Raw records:
_ _ _
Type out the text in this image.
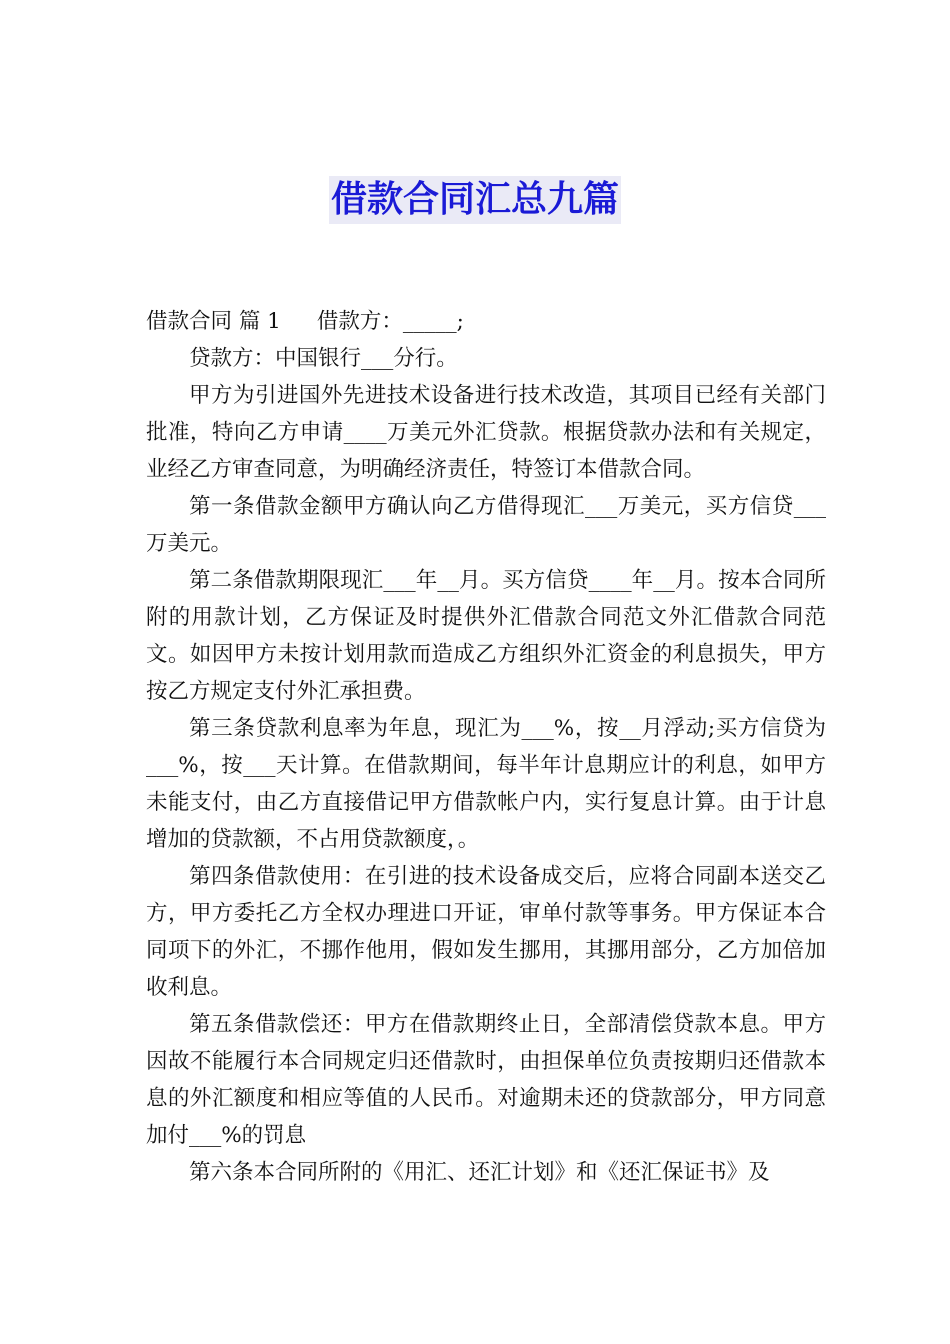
借款合同汇总九篇

借款合同 篇 1 借款方：_____;

贷款方：中国银行___分行。

甲方为引进国外先进技术设备进行技术改造，其项目已经有关部门批准，特向乙方申请____万美元外汇贷款。根据贷款办法和有关规定，业经乙方审查同意，为明确经济责任，特签订本借款合同。

第一条借款金额甲方确认向乙方借得现汇___万美元，买方信贷___万美元。

第二条借款期限现汇___年__月。买方信贷____年__月。按本合同所附的用款计划，乙方保证及时提供外汇借款合同范文外汇借款合同范文。如因甲方未按计划用款而造成乙方组织外汇资金的利息损失，甲方按乙方规定支付外汇承担费。

第三条贷款利息率为年息，现汇为___%，按__月浮动;买方信贷为___%，按___天计算。在借款期间，每半年计息期应计的利息，如甲方未能支付，由乙方直接借记甲方借款帐户内，实行复息计算。由于计息增加的贷款额，不占用贷款额度，。

第四条借款使用：在引进的技术设备成交后，应将合同副本送交乙方，甲方委托乙方全权办理进口开证，审单付款等事务。甲方保证本合同项下的外汇，不挪作他用，假如发生挪用，其挪用部分，乙方加倍加收利息。

第五条借款偿还：甲方在借款期终止日，全部清偿贷款本息。甲方因故不能履行本合同规定归还借款时，由担保单位负责按期归还借款本息的外汇额度和相应等值的人民币。对逾期未还的贷款部分，甲方同意加付___%的罚息

第六条本合同所附的《用汇、还汇计划》和《还汇保证书》及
_ _ _
All of the entries above should be copied exactly, except for the pictures.

Type out the text in this image.
借款合同汇总九篇

借款合同 篇 1 借款方：_____;

贷款方：中国银行___分行。

甲方为引进国外先进技术设备进行技术改造，其项目已经有关部门批准，特向乙方申请____万美元外汇贷款。根据贷款办法和有关规定，业经乙方审查同意，为明确经济责任，特签订本借款合同。

第一条借款金额甲方确认向乙方借得现汇___万美元，买方信贷___万美元。

第二条借款期限现汇___年__月。买方信贷____年__月。按本合同所附的用款计划，乙方保证及时提供外汇借款合同范文外汇借款合同范文。如因甲方未按计划用款而造成乙方组织外汇资金的利息损失，甲方按乙方规定支付外汇承担费。

第三条贷款利息率为年息，现汇为___%，按__月浮动;买方信贷为___%，按___天计算。在借款期间，每半年计息期应计的利息，如甲方未能支付，由乙方直接借记甲方借款帐户内，实行复息计算。由于计息增加的贷款额，不占用贷款额度，。

第四条借款使用：在引进的技术设备成交后，应将合同副本送交乙方，甲方委托乙方全权办理进口开证，审单付款等事务。甲方保证本合同项下的外汇，不挪作他用，假如发生挪用，其挪用部分，乙方加倍加收利息。

第五条借款偿还：甲方在借款期终止日，全部清偿贷款本息。甲方因故不能履行本合同规定归还借款时，由担保单位负责按期归还借款本息的外汇额度和相应等值的人民币。对逾期未还的贷款部分，甲方同意加付___%的罚息

第六条本合同所附的《用汇、还汇计划》和《还汇保证书》及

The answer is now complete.